[TASK BRIEF]: Each of the entries should be retyped precisely as it appears.

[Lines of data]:

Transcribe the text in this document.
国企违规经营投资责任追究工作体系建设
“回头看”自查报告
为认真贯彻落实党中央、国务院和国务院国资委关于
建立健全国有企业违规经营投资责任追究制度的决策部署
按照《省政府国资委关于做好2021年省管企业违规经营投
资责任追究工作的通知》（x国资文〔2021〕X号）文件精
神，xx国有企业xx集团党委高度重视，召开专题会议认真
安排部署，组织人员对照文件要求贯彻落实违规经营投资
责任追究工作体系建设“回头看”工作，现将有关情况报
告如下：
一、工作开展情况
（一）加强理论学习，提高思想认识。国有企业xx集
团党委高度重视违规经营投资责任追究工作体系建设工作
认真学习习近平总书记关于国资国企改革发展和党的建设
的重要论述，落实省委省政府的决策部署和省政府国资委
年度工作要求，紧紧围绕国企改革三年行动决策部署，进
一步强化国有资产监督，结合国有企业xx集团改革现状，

[WRITTEN RESPONSE]:
Transcribe the text in this document.
国企违规经营投资责任追究工作体系建设
“回头看”自查报告
为认真贯彻落实党中央、国务院和国务院国资委关于
建立健全国有企业违规经营投资责任追究制度的决策部署
按照《省政府国资委关于做好2021年省管企业违规经营投
资责任追究工作的通知》（x国资文〔2021〕X号）文件精
神，xx国有企业xx集团党委高度重视，召开专题会议认真
安排部署，组织人员对照文件要求贯彻落实违规经营投资
责任追究工作体系建设“回头看”工作，现将有关情况报
告如下：
一、工作开展情况
（一）加强理论学习，提高思想认识。国有企业xx集
团党委高度重视违规经营投资责任追究工作体系建设工作
认真学习习近平总书记关于国资国企改革发展和党的建设
的重要论述，落实省委省政府的决策部署和省政府国资委
年度工作要求，紧紧围绕国企改革三年行动决策部署，进
一步强化国有资产监督，结合国有企业xx集团改革现状，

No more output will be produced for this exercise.